§ **Treść dokumentu**

● ● ● ●

Zakończenie było szybkie i chaotyczne. Pojawił się Dymitr, ale jego przybycie niczego nie wniosło. Sądziłam, że w czasie starcia z przeciwnikiem poznam motywy jego działa, dowiem się więcej o Krwawej Północy. Podejrzewałam, że dawkujesz informacje o świecie, a Ty po prostu zrezygnowałaś z nich na rzecz akcji. Opowiadanie się skończyło, a ja nie dostałam odpowiedzi na wiele pytań. Okazało się, że wielu faktów po prostu nie znam. Szukałam w tekście, przeczytałam go jeszcze kilkukrotnie, ale nadal mam wrażenie, że pominęłaś istotne elementy tej historii. Przede wszystkim kim jest główny antagonista? Dlaczego wywołał Krwawą Północ? Jak to się stało, że Rose została dhampirem i co by się stało, gdyby łyknęła fiolkę? Też już była dhampirzycą, nie mogłaby się stać nią ponownie. Dlaczego Dymitr postawił przy jej łóżku dwie szklanki, skoro w ostatnim rozrachunku krzyczał, by nie piła tej samej substancji z fiolki, i przybył ją uratować? Skoro Rose runęła w dół w ostatniej scenie, po co na końcu wzmianka o strzale? Mam wrażenie, że nie przelałaś „na papier” wszystkiego, co miałaś w głowie. Pominęłaś wiele, bo sądziłaś, że się domyślę, ale niestety to tak nie działa. Dopóki czegoś nie przedstawisz, to nie mam nawet podstawy, by podejrzewać. No i kolejne wrażenie – chciałaś pobudzić u czytelnika emocje za pomocą elementów, które nic nie wniosły i nie miały żadnych motywów, na przykład piruet, zachowanie Dimitra, ten końcowy strzał. To zbędne zapychacze, bo bez nich wszystko potoczyłoby się tak samo.

 

Sama fabuła mogłaby być ciekawa, ale wychodzi miałko przy tylu niewyjaśnionych kwestiach. Rose jest trochę blada, papierkowa, lecz dialogi z Dimitrem bardzo mi się podobały. Dialogi w ogóle to twoja mocna strona, w ich kwestii nie będę marudzić. Natomiast mam nieodparte wrażenie, że zaczęłam opowiadanie o czymś, a skończyłam z taką samą wiedzą. Nic nie wniosło do mojego życia – ani się nie bałam, ani nie wczułam w bohaterkę. Nie przeżywałam z nią tekstu. Wyszło sucho.

 

Ach, i jeszcze słowo odnośnie dopasowania do tematu – biedy nie ma. Zaliczam, bo pokrótce opisałaś Krwawą Pełnię, ale spodziewałam się czegoś mniej dosadnego i oklepanego. Nawet w temacie dark fantasy, który czasem wydaje się być krową wydojoną do końca, na pewno da się stworzyć coś unikatowego.

● ● ● ●

§ **Zadanie**
Co powyższa recenzja opowiadania wskazuje jako mocną stronę osoby, do której jest skierowana?

Adnotacje elementów układu
● ● ● ●

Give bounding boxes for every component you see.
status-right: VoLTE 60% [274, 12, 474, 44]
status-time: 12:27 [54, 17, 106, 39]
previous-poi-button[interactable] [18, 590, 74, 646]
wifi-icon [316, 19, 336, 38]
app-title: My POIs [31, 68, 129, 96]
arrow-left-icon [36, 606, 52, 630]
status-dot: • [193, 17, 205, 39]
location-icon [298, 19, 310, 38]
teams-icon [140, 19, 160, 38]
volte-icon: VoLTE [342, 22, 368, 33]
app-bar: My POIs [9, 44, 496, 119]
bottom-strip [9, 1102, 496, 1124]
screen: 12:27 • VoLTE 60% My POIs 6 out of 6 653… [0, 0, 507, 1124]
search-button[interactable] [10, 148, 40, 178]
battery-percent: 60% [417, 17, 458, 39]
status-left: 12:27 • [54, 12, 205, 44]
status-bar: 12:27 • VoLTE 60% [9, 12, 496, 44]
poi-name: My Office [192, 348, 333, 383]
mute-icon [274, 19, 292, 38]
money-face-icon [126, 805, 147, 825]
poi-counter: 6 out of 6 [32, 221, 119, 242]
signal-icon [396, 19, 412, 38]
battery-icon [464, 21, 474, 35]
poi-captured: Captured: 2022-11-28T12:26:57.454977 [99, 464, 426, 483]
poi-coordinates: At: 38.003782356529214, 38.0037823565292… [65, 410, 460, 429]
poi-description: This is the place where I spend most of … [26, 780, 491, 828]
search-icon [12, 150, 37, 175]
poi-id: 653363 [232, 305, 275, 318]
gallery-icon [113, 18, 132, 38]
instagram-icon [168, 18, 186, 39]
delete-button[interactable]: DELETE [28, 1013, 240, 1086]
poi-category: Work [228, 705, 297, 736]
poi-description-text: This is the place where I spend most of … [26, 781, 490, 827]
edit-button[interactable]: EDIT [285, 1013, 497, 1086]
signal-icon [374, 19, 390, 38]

● ● ● ●

§ **Wynik zadania**
Dialogi.